[Dataset excerpt]
______
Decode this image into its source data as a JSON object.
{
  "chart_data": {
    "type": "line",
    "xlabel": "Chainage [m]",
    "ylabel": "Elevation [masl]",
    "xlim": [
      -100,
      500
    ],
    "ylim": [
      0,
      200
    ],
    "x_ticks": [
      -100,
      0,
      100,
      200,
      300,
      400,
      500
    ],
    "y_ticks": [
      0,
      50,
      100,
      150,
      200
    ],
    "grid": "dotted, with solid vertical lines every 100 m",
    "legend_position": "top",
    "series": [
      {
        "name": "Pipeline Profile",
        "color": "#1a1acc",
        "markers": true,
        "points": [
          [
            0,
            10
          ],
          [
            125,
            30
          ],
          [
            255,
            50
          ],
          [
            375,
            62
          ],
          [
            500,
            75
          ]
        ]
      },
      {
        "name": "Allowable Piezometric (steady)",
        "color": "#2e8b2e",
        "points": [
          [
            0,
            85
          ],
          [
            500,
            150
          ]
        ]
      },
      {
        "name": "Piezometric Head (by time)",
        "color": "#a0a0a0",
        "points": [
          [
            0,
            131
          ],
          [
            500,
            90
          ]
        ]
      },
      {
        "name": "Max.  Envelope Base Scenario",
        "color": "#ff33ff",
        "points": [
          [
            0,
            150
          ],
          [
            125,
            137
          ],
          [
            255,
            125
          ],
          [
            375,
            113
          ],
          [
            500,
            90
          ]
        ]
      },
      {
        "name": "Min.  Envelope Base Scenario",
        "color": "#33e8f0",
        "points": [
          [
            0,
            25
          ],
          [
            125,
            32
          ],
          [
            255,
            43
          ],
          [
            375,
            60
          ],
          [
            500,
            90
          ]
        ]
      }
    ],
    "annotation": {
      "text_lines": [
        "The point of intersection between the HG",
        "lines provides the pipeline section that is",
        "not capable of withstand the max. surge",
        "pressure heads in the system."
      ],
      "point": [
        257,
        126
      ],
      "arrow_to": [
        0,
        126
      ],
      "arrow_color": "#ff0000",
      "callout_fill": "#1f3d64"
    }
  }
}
______
WHAT TO DO: Wherever a line in the data above holds "Piezometric", copy that line.

TASK SOLUTION:
        "name": "Allowable Piezometric (steady)",
        "name": "Piezometric Head (by time)",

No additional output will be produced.